======== DATA FOR THIS TASK
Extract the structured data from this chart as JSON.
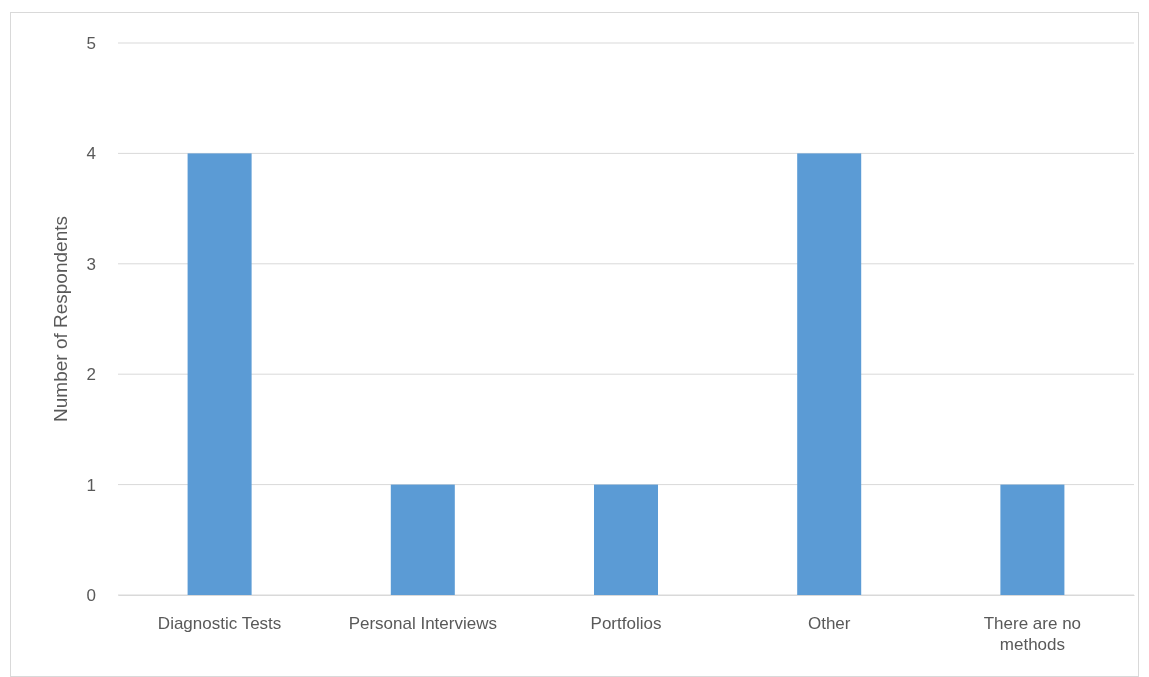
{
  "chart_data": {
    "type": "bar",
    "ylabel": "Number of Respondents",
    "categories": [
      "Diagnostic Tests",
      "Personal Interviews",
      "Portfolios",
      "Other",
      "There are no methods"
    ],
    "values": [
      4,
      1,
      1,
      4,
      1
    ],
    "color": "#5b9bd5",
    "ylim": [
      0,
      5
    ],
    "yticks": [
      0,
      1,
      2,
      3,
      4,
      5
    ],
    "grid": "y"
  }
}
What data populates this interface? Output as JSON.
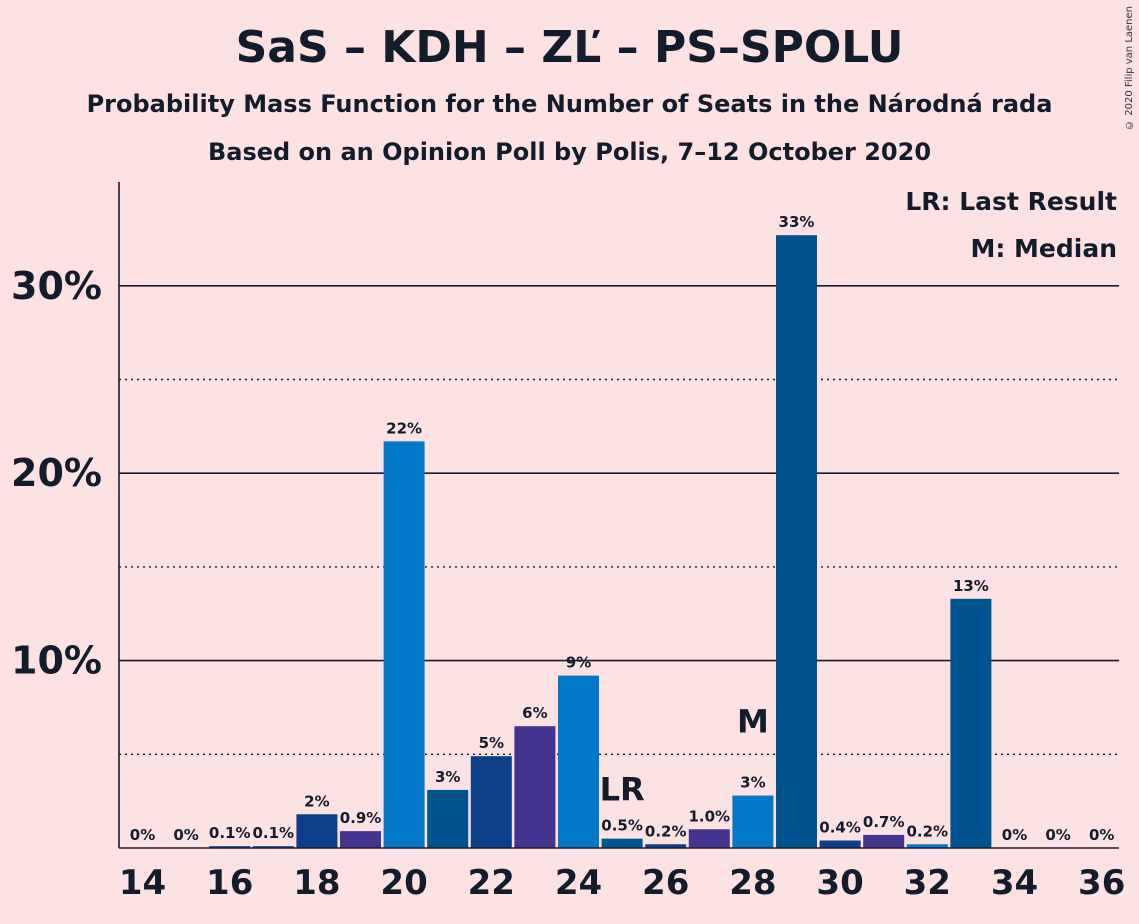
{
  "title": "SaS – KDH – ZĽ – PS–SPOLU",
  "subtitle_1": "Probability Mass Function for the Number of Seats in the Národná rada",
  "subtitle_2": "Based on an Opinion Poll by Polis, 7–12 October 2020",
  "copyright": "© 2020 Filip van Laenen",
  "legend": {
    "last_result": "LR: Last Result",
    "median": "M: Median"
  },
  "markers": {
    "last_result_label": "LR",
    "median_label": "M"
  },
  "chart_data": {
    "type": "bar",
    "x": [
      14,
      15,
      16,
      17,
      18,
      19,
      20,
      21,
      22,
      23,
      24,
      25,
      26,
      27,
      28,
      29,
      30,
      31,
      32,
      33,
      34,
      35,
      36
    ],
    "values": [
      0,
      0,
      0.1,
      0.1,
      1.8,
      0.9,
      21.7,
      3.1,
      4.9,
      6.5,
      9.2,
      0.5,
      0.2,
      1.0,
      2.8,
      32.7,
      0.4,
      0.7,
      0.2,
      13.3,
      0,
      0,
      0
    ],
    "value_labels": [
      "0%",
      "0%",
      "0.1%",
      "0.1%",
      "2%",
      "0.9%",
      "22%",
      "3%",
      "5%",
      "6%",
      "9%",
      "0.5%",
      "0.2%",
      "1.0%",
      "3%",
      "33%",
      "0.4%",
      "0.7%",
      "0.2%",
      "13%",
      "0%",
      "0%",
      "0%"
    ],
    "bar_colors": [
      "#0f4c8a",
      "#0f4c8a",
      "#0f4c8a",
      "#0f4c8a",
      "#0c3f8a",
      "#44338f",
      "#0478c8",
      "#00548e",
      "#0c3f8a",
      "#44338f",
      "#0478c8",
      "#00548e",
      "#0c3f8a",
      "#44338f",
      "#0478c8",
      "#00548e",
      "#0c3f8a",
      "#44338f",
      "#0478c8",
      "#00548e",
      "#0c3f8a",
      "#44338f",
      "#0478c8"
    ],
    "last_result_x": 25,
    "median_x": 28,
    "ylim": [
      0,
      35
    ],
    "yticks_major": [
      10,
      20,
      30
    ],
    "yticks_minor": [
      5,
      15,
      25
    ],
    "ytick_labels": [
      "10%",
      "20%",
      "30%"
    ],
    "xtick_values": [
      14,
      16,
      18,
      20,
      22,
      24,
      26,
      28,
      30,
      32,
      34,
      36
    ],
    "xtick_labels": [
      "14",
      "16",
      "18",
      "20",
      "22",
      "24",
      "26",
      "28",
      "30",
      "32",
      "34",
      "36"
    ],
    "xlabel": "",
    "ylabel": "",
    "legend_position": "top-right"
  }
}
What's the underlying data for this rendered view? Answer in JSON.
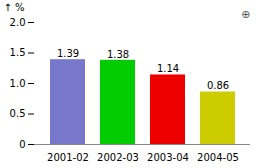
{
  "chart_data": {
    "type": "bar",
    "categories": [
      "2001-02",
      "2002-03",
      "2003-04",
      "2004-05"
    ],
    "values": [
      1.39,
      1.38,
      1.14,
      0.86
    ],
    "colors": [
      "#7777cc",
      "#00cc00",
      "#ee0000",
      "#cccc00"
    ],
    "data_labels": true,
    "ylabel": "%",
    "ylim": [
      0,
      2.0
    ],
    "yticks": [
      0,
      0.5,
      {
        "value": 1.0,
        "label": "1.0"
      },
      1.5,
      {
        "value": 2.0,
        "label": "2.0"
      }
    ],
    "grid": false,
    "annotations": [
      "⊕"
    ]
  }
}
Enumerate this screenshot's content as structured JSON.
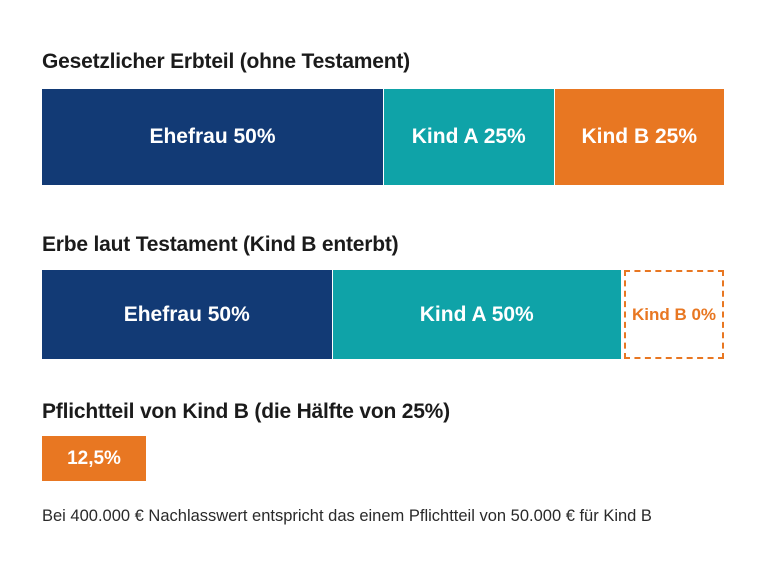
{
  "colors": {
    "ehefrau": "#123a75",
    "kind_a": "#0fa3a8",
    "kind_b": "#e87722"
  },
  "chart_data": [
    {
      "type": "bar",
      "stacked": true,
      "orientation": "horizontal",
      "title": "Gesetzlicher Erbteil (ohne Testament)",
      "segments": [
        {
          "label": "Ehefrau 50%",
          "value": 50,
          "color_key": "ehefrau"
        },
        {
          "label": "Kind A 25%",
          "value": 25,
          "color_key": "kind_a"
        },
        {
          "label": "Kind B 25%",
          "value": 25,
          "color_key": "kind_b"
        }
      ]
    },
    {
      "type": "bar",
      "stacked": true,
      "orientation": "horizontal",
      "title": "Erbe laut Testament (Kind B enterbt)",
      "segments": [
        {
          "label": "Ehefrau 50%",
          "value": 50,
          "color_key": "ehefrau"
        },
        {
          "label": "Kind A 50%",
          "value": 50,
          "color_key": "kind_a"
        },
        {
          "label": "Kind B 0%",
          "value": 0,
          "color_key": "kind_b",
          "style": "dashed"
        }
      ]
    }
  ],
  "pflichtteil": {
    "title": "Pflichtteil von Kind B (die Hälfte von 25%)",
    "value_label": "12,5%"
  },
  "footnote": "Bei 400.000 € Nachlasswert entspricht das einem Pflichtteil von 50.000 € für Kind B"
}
================
TASK: Pick out all the lines with the word "Testament" in them and copy them.

ANSWER TO THIS TASK:
      "title": "Gesetzlicher Erbteil (ohne Testament)",
      "title": "Erbe laut Testament (Kind B enterbt)",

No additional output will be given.